* Goal
Restate the material word for word and leave out anything that is a picture.

* Material for this exercise
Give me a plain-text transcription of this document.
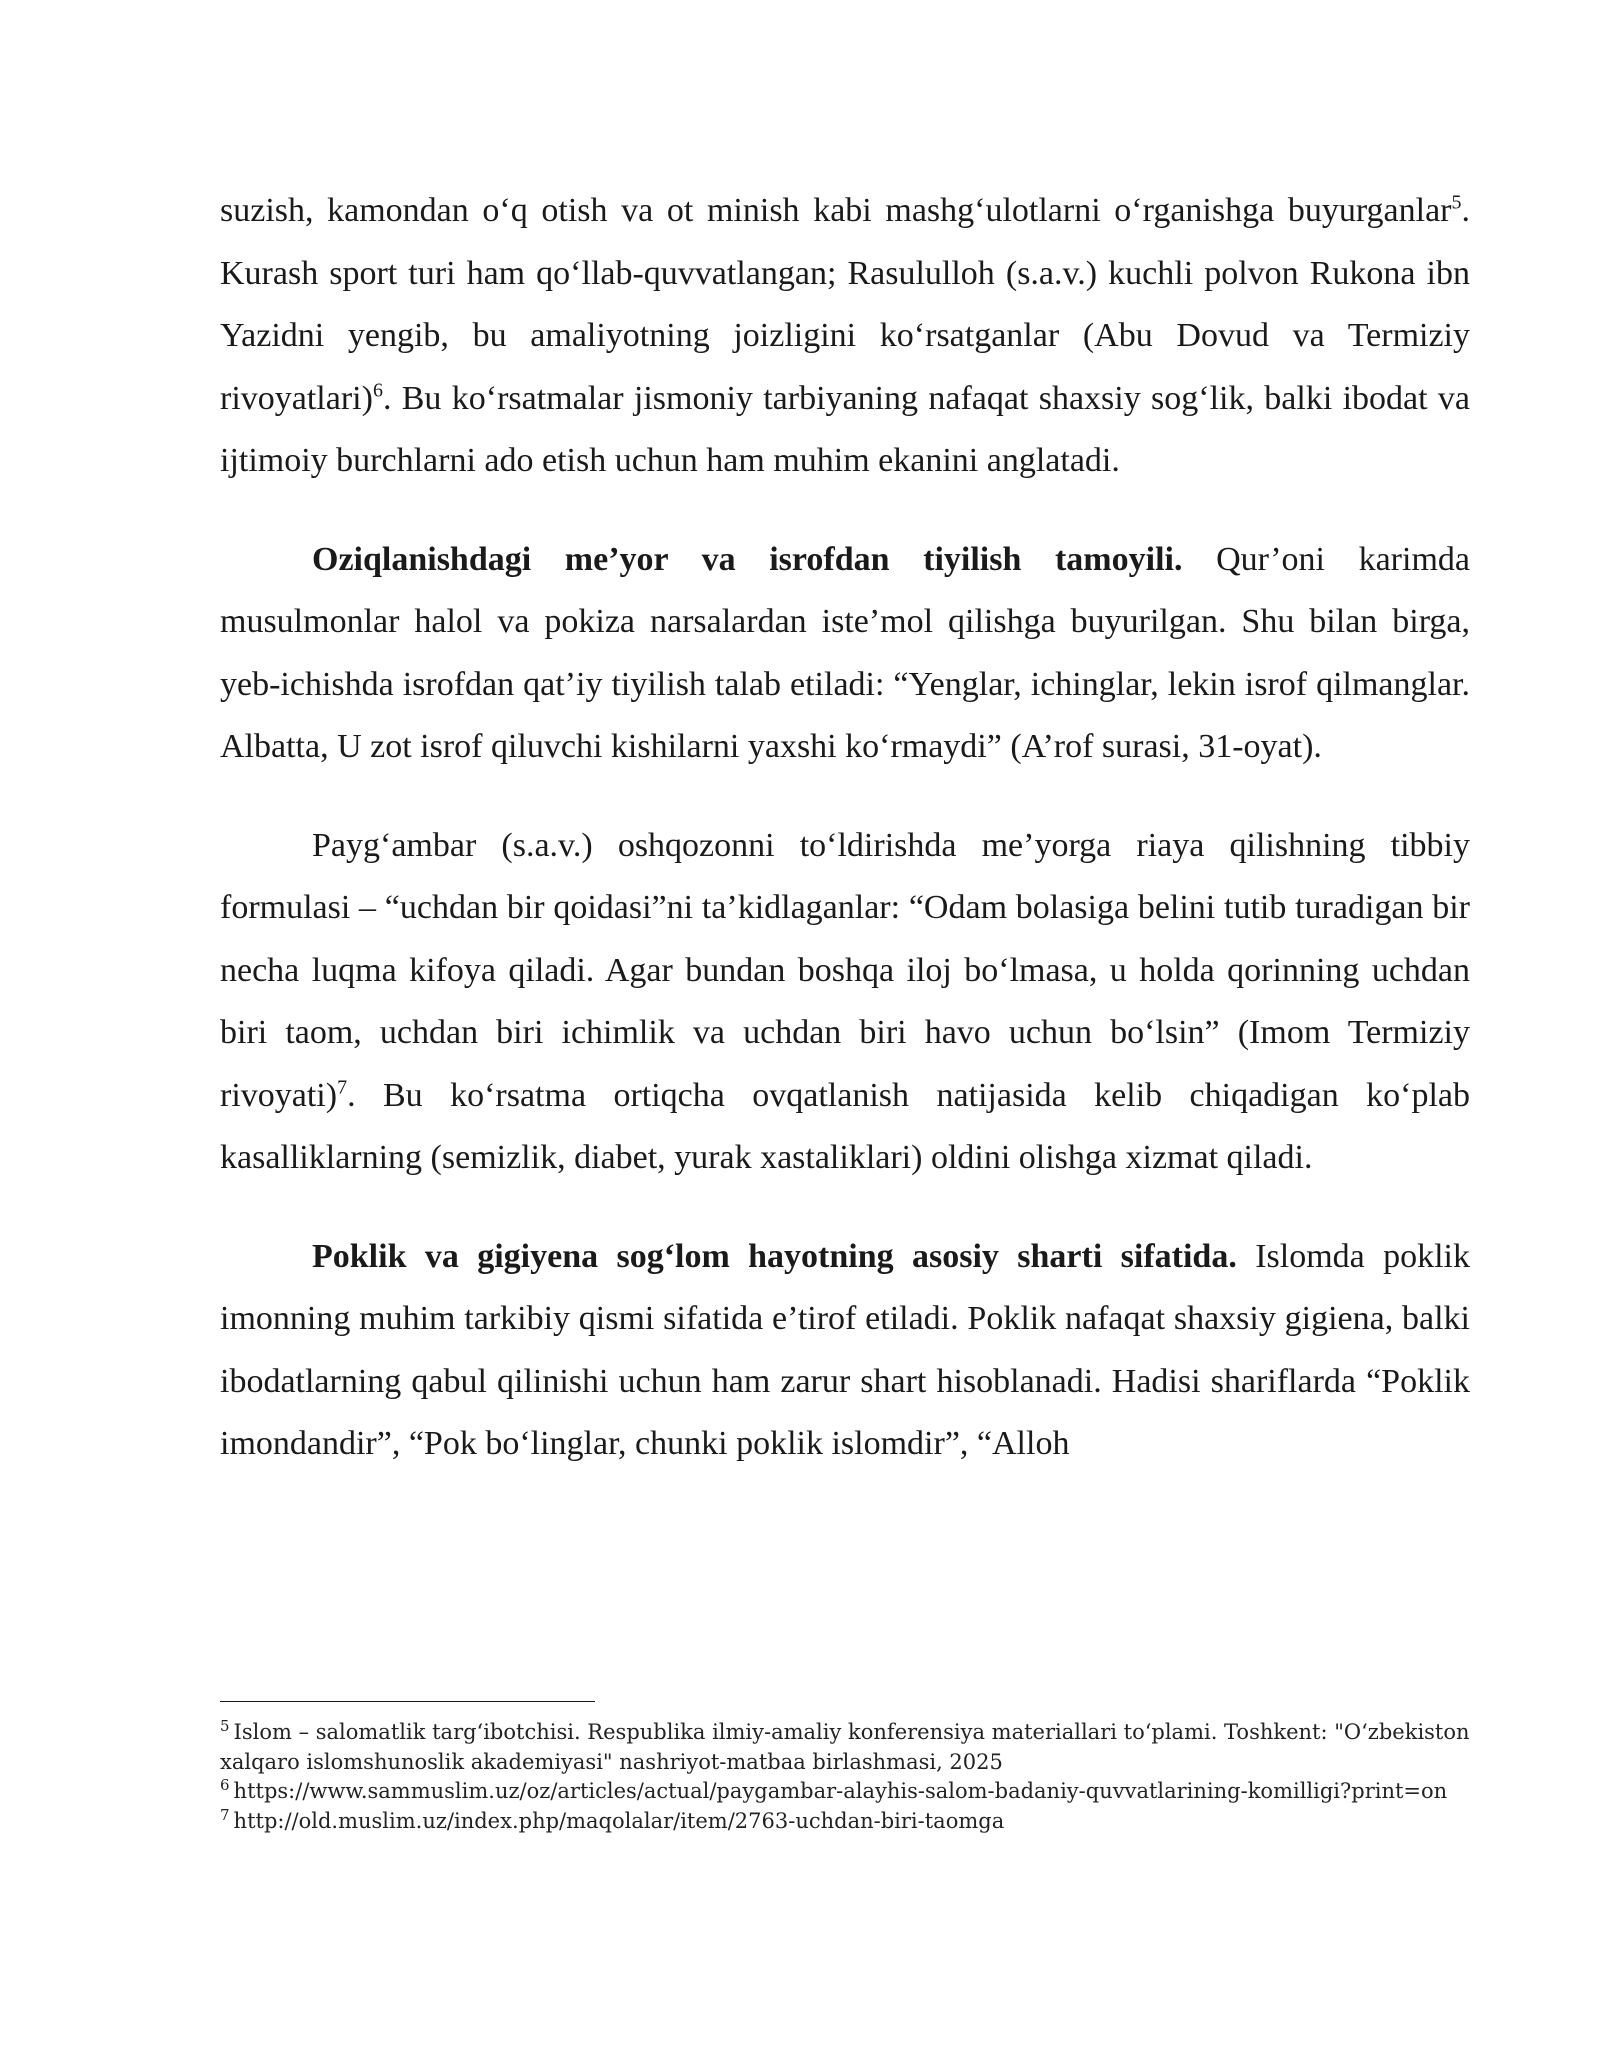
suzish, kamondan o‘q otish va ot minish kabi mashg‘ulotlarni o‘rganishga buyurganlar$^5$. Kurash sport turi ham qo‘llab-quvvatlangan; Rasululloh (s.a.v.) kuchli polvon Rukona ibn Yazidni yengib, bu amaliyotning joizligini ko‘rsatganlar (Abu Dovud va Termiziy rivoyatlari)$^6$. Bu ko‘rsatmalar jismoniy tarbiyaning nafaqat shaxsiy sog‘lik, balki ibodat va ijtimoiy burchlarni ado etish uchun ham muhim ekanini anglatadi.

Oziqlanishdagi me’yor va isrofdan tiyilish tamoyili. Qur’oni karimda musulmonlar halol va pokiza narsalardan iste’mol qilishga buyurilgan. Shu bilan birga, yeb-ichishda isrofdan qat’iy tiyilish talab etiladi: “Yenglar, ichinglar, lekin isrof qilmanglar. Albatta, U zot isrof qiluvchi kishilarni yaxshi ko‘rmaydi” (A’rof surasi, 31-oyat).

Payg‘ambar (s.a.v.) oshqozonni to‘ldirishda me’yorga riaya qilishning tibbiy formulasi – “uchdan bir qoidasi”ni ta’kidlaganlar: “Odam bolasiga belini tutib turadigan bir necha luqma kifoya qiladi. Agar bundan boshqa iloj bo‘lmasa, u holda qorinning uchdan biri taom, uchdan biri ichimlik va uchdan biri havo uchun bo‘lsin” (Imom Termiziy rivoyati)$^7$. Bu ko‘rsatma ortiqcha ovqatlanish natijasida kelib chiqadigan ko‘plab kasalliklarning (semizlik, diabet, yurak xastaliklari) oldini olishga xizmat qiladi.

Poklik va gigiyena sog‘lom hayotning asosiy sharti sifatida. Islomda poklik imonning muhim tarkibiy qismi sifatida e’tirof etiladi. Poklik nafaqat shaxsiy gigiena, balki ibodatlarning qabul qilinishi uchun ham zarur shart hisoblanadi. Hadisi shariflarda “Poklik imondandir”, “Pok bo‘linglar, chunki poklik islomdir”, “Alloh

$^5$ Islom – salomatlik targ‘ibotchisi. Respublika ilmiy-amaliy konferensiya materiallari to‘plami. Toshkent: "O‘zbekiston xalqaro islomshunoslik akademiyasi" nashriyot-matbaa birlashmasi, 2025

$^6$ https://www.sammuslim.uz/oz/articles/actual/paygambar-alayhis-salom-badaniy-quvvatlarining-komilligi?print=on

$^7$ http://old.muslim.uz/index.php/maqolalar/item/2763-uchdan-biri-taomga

* Task response
Give me a plain-text transcription of this document.
suzish, kamondan o‘q otish va ot minish kabi mashg‘ulotlarni o‘rganishga buyurganlar$^5$. Kurash sport turi ham qo‘llab-quvvatlangan; Rasululloh (s.a.v.) kuchli polvon Rukona ibn Yazidni yengib, bu amaliyotning joizligini ko‘rsatganlar (Abu Dovud va Termiziy rivoyatlari)$^6$. Bu ko‘rsatmalar jismoniy tarbiyaning nafaqat shaxsiy sog‘lik, balki ibodat va ijtimoiy burchlarni ado etish uchun ham muhim ekanini anglatadi.

Oziqlanishdagi me’yor va isrofdan tiyilish tamoyili. Qur’oni karimda musulmonlar halol va pokiza narsalardan iste’mol qilishga buyurilgan. Shu bilan birga, yeb-ichishda isrofdan qat’iy tiyilish talab etiladi: “Yenglar, ichinglar, lekin isrof qilmanglar. Albatta, U zot isrof qiluvchi kishilarni yaxshi ko‘rmaydi” (A’rof surasi, 31-oyat).

Payg‘ambar (s.a.v.) oshqozonni to‘ldirishda me’yorga riaya qilishning tibbiy formulasi – “uchdan bir qoidasi”ni ta’kidlaganlar: “Odam bolasiga belini tutib turadigan bir necha luqma kifoya qiladi. Agar bundan boshqa iloj bo‘lmasa, u holda qorinning uchdan biri taom, uchdan biri ichimlik va uchdan biri havo uchun bo‘lsin” (Imom Termiziy rivoyati)$^7$. Bu ko‘rsatma ortiqcha ovqatlanish natijasida kelib chiqadigan ko‘plab kasalliklarning (semizlik, diabet, yurak xastaliklari) oldini olishga xizmat qiladi.

Poklik va gigiyena sog‘lom hayotning asosiy sharti sifatida. Islomda poklik imonning muhim tarkibiy qismi sifatida e’tirof etiladi. Poklik nafaqat shaxsiy gigiena, balki ibodatlarning qabul qilinishi uchun ham zarur shart hisoblanadi. Hadisi shariflarda “Poklik imondandir”, “Pok bo‘linglar, chunki poklik islomdir”, “Alloh

$^5$ Islom – salomatlik targ‘ibotchisi. Respublika ilmiy-amaliy konferensiya materiallari to‘plami. Toshkent: "O‘zbekiston xalqaro islomshunoslik akademiyasi" nashriyot-matbaa birlashmasi, 2025

$^6$ https://www.sammuslim.uz/oz/articles/actual/paygambar-alayhis-salom-badaniy-quvvatlarining-komilligi?print=on

$^7$ http://old.muslim.uz/index.php/maqolalar/item/2763-uchdan-biri-taomga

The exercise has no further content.